◆ Given text:

So I did what I always do when I’m sad - I talked to my parents, a lot. I called them while waiting for the train, I called them sitting on the couch in the Hack Reactor lobby during lunch, and I called them while I drove home at 9pm every night. My dad especially is awesome at making me feel better. He’s always so proud of me and he’s always interested in what I’m doing. It’s hard sometimes here, but I have an amazing support system both in Oregon and here. My platonic life partner Ava and her husband John have been my rocks in more ways than one. My new awesome friends at Hack Reactor, especially the ladies of the Nov ‘13 cohort have been awesome to get to know. And I know all my family, friend, and former coworkers back in Oregon love me and miss me as much or more than I love and miss them.
Thinking about it and even writing about it has helped as well. Getting it off my chest makes it so I can breathe again. So I guess I just want to say, I love you all. Thank you for dealing with me! I really am happy even if I didn’t sound it sometimes this week. If I don’t just sleep all of tomorrow/spend my day in San Jose with other awesome people I love to pieces, I’m going to try to post a non-emotional/tired/whiny post, but honestly, I want to keep this blog real. For me as well as for you and this what has dominated my brain this week.

◆ Exercise instructions:
A. Print everything in the Hack Reactor blog post from "So I did what" down to "and miss them.".
B. According to the Hack Reactor blog post, where was the writer sitting when calling their parents during lunch?
C. Pick up the Hack Reactor blog post after its final sentence and keep writing.

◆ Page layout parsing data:
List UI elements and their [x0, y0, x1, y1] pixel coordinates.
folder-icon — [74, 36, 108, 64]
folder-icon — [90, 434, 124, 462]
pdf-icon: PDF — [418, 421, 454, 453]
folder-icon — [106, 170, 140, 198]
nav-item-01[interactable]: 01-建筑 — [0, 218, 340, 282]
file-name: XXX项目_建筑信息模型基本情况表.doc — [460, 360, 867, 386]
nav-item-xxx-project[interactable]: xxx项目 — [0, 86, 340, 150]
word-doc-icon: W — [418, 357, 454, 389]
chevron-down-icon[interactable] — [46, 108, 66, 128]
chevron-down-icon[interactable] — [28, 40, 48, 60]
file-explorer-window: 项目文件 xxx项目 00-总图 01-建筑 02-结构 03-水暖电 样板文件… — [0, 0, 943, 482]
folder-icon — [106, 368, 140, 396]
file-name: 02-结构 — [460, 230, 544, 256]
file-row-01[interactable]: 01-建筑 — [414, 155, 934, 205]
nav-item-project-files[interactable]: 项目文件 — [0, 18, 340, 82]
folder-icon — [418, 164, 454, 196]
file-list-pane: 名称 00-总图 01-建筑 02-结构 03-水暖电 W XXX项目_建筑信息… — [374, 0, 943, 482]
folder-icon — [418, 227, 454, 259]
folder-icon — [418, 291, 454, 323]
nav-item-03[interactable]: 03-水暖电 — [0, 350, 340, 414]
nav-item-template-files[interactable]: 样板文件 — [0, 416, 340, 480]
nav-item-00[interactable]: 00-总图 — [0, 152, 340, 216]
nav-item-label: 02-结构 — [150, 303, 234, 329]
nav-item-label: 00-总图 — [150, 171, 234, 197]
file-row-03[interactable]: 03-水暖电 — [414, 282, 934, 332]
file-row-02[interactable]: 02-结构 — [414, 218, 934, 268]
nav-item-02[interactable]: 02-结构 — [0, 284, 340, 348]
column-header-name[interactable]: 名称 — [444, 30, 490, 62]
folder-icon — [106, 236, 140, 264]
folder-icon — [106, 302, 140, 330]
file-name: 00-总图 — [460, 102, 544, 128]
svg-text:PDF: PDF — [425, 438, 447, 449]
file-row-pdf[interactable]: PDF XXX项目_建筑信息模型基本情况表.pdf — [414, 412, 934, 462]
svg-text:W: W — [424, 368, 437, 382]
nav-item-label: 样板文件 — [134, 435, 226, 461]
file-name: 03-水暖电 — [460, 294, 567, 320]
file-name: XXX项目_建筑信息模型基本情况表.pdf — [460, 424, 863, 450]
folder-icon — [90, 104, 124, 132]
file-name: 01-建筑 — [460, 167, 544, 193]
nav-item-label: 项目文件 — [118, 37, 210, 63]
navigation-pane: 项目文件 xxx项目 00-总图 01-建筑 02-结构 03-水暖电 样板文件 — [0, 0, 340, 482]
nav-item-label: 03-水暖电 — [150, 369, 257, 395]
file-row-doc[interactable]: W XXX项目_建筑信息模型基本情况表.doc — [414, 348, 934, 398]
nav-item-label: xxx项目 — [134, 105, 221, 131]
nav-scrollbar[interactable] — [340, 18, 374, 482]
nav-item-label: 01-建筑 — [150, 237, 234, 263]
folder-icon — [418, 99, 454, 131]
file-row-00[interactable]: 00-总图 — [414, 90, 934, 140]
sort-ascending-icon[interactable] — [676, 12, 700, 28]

◆ Answers by item number:
A.
So I did what I always do when I’m sad - I talked to my parents, a lot. I called them while waiting for the train, I called them sitting on the couch in the Hack Reactor lobby during lunch, and I called them while I drove home at 9pm every night. My dad especially is awesome at making me feel better. He’s always so proud of me and he’s always interested in what I’m doing. It’s hard sometimes here, but I have an amazing support system both in Oregon and here. My platonic life partner Ava and her husband John have been my rocks in more ways than one. My new awesome friends at Hack Reactor, especially the ladies of the Nov ‘13 cohort have been awesome to get to know. And I know all my family, friend, and former coworkers back in Oregon love me and miss me as much or more than I love and miss them.

B. On the couch in the Hack Reactor lobby.

C.
School-wise, this week was very, very short. Today is Thanksgiving and I’m almost a little shocked that we got it off (although many of my peers are spending their day at the school if the emails about keys and door opening flying back and forth are a good reference). Because of the shortness I was thrown a bit off guard on Monday when I realized that it was time for our 3rd assessment already! This is week three! It feels simultaneously like I’ve been here for days and for years. The assessment went well and I actually remembered all my things from the previous week without too much panic. I did have a hilarious nightmare afterward that involved me being forced to code a merge sort algorithm using a pencil and a very limited amount of paper and my lead instructor yelling at me for my terrible handwriting (this is why I love computers! I have terrible penmanship).
Because of the short week we basically just went straight into Backbone.js this week, which for my non-coding followers is a JavaScript library that allows you to structure your app cleanly by dividing the work that must be done into the actual data “models” and the way you represent that data to individuals “views”. This concept is what’s called an MVC, which is one of those trendy/useful buzzwords you hear a lot in coding. Anyway, it’s what we did in class this week and I plan on working on it a bunch over my long weekend.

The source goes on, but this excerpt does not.